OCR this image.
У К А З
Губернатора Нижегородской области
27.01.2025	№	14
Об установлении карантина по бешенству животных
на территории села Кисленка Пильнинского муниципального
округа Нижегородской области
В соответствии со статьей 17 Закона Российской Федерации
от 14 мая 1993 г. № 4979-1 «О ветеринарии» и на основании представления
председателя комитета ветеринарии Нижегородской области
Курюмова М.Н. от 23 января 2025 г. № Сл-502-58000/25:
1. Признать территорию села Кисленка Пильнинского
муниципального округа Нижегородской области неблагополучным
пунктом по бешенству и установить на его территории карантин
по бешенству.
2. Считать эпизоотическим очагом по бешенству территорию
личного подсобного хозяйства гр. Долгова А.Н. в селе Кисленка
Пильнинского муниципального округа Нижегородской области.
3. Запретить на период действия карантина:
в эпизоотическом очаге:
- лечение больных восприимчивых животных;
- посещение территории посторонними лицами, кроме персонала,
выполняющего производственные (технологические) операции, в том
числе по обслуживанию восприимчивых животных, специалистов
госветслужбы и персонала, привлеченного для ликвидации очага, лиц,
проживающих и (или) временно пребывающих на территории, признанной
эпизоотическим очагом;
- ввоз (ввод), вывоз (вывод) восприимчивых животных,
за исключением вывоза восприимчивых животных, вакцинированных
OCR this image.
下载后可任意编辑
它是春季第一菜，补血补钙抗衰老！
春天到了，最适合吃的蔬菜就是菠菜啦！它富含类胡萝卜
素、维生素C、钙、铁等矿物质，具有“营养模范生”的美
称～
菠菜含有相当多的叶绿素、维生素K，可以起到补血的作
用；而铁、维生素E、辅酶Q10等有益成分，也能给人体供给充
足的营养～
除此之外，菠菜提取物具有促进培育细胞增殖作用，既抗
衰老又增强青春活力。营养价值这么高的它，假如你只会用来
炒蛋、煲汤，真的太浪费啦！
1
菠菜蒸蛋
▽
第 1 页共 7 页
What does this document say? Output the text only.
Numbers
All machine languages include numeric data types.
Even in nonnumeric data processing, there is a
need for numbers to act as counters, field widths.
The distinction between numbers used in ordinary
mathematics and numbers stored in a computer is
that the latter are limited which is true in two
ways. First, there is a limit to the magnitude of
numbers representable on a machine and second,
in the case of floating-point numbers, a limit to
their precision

» Exercise objective
Give all the entries again exactly; leave none out.

» Answer for this exercise
OCR this image.
У К А З
Губернатора Нижегородской области
27.01.2025	№	14
Об установлении карантина по бешенству животных
на территории села Кисленка Пильнинского муниципального
округа Нижегородской области
В соответствии со статьей 17 Закона Российской Федерации
от 14 мая 1993 г. № 4979-1 «О ветеринарии» и на основании представления
председателя комитета ветеринарии Нижегородской области
Курюмова М.Н. от 23 января 2025 г. № Сл-502-58000/25:
1. Признать территорию села Кисленка Пильнинского
муниципального округа Нижегородской области неблагополучным
пунктом по бешенству и установить на его территории карантин
по бешенству.
2. Считать эпизоотическим очагом по бешенству территорию
личного подсобного хозяйства гр. Долгова А.Н. в селе Кисленка
Пильнинского муниципального округа Нижегородской области.
3. Запретить на период действия карантина:
в эпизоотическом очаге:
- лечение больных восприимчивых животных;
- посещение территории посторонними лицами, кроме персонала,
выполняющего производственные (технологические) операции, в том
числе по обслуживанию восприимчивых животных, специалистов
госветслужбы и персонала, привлеченного для ликвидации очага, лиц,
проживающих и (или) временно пребывающих на территории, признанной
эпизоотическим очагом;
- ввоз (ввод), вывоз (вывод) восприимчивых животных,
за исключением вывоза восприимчивых животных, вакцинированных
OCR this image.
下载后可任意编辑
它是春季第一菜，补血补钙抗衰老！
春天到了，最适合吃的蔬菜就是菠菜啦！它富含类胡萝卜
素、维生素C、钙、铁等矿物质，具有“营养模范生”的美
称～
菠菜含有相当多的叶绿素、维生素K，可以起到补血的作
用；而铁、维生素E、辅酶Q10等有益成分，也能给人体供给充
足的营养～
除此之外，菠菜提取物具有促进培育细胞增殖作用，既抗
衰老又增强青春活力。营养价值这么高的它，假如你只会用来
炒蛋、煲汤，真的太浪费啦！
1
菠菜蒸蛋
▽
第 1 页共 7 页
What does this document say? Output the text only.
Numbers
All machine languages include numeric data types.
Even in nonnumeric data processing, there is a
need for numbers to act as counters, field widths.
The distinction between numbers used in ordinary
mathematics and numbers stored in a computer is
that the latter are limited which is true in two
ways. First, there is a limit to the magnitude of
numbers representable on a machine and second,
in the case of floating-point numbers, a limit to
their precision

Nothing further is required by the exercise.